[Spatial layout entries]
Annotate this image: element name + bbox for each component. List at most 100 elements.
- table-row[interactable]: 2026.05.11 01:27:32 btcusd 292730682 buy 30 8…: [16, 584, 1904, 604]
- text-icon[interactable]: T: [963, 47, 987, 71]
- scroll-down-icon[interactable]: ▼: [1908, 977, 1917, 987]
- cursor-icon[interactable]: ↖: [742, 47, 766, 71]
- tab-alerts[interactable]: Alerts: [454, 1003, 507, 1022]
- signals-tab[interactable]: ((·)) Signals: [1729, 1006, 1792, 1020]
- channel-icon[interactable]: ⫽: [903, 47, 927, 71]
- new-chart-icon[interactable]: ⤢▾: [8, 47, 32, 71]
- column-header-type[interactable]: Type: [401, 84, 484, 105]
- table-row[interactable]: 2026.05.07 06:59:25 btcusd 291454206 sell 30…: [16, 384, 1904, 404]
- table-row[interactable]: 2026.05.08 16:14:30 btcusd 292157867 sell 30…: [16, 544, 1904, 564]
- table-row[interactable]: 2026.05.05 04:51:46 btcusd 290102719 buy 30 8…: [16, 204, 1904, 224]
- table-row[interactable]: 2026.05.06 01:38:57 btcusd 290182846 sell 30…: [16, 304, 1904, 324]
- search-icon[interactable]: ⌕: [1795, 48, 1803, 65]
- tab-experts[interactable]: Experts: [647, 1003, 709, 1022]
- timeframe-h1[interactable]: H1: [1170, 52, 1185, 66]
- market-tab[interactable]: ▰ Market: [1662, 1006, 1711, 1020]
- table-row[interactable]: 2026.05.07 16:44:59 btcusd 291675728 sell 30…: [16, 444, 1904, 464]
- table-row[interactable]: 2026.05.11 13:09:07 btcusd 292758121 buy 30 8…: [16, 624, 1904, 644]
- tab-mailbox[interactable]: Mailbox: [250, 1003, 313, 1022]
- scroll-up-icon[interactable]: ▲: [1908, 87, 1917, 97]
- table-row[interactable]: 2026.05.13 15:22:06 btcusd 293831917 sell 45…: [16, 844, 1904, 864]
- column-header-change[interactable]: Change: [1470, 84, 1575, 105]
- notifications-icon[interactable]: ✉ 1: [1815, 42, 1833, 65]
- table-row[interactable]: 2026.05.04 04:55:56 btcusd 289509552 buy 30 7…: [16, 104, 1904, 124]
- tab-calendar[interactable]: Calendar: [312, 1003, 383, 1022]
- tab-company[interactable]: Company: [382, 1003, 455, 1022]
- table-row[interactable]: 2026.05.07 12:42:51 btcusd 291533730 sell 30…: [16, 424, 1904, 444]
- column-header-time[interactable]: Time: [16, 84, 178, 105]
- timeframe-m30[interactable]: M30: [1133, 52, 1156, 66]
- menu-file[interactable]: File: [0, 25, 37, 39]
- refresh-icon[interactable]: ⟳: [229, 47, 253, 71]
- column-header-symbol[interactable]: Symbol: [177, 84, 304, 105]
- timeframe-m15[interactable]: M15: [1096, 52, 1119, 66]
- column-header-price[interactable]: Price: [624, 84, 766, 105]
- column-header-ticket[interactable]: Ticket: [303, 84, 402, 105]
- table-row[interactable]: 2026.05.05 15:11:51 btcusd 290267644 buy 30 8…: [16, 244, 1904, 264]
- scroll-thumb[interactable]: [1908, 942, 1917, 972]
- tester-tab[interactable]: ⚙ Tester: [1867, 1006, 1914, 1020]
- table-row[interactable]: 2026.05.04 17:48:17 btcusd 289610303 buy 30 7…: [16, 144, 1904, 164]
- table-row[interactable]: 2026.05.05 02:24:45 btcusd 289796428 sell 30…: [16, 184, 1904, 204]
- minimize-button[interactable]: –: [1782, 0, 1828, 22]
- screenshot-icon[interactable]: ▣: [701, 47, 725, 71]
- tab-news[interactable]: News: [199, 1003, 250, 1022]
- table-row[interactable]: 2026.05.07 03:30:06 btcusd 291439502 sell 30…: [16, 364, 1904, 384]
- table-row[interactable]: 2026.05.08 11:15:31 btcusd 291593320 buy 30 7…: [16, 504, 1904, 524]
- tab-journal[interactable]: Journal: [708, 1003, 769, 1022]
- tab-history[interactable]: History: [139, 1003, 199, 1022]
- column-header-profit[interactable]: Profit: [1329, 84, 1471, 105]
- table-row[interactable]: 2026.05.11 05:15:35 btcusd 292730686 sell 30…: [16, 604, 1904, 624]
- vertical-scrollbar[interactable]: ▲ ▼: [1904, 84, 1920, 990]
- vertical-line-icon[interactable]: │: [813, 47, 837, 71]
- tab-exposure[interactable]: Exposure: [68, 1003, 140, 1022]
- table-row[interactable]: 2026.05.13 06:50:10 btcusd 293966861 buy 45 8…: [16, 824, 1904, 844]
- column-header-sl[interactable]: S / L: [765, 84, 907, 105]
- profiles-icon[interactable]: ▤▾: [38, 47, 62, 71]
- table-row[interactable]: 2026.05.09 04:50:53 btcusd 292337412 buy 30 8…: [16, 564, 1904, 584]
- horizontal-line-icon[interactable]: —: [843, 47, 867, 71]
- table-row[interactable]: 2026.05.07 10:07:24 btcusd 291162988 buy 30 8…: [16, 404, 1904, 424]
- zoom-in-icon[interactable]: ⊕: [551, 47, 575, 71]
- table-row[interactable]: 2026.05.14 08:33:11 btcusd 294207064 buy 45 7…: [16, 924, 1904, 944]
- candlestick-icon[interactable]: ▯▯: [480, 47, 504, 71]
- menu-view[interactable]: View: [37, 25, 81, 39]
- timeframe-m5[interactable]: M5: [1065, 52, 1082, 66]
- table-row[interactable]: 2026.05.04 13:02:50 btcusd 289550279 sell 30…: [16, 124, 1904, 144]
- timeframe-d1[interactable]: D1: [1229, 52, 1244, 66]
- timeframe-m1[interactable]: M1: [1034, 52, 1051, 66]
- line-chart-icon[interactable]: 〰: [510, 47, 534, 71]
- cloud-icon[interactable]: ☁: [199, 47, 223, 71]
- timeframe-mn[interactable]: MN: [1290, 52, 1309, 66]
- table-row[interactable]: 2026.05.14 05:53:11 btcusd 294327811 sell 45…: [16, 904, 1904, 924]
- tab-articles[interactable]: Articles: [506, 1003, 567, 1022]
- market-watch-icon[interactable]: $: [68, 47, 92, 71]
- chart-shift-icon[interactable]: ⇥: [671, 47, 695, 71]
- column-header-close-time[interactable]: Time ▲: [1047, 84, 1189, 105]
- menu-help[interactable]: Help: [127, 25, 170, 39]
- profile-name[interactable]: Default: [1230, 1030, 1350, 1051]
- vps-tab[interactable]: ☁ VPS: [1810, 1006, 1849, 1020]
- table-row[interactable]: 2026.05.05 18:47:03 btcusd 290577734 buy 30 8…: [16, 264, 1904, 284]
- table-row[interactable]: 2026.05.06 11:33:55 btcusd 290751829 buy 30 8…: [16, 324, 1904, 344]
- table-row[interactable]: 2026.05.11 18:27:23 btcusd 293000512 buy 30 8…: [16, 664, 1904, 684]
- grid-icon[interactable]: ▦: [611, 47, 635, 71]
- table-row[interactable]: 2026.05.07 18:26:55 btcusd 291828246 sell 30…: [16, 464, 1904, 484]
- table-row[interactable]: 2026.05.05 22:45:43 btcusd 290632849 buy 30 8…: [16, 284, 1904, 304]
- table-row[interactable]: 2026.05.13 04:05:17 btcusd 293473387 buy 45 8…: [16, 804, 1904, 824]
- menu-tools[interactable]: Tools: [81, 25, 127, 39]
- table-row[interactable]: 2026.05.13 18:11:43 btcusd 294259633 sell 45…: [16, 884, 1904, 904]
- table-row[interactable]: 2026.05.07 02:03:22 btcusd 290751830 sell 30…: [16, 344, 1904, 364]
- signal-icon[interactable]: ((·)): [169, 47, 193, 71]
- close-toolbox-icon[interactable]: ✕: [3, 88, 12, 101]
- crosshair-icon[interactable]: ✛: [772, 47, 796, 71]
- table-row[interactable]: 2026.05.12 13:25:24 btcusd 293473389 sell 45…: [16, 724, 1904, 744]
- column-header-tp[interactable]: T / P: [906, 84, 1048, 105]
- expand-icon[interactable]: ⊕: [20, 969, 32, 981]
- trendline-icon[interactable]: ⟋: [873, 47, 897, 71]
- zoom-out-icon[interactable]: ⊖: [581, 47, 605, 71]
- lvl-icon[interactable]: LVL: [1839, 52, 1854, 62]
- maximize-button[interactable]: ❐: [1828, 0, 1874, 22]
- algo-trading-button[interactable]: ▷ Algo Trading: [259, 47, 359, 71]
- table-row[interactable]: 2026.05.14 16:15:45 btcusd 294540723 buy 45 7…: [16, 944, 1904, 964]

- Problem requirements:
Copy the records word for word, starting at the first line and ending at the line that contains "- table-row[interactable]: 2026.05.05 04:51:46".

- Written response:
Annotate this image: element name + bbox for each component. List at most 100 elements.
- table-row[interactable]: 2026.05.11 01:27:32 btcusd 292730682 buy 30 8…: [16, 584, 1904, 604]
- text-icon[interactable]: T: [963, 47, 987, 71]
- scroll-down-icon[interactable]: ▼: [1908, 977, 1917, 987]
- cursor-icon[interactable]: ↖: [742, 47, 766, 71]
- tab-alerts[interactable]: Alerts: [454, 1003, 507, 1022]
- signals-tab[interactable]: ((·)) Signals: [1729, 1006, 1792, 1020]
- channel-icon[interactable]: ⫽: [903, 47, 927, 71]
- new-chart-icon[interactable]: ⤢▾: [8, 47, 32, 71]
- column-header-type[interactable]: Type: [401, 84, 484, 105]
- table-row[interactable]: 2026.05.07 06:59:25 btcusd 291454206 sell 30…: [16, 384, 1904, 404]
- table-row[interactable]: 2026.05.08 16:14:30 btcusd 292157867 sell 30…: [16, 544, 1904, 564]
- table-row[interactable]: 2026.05.05 04:51:46 btcusd 290102719 buy 30 8…: [16, 204, 1904, 224]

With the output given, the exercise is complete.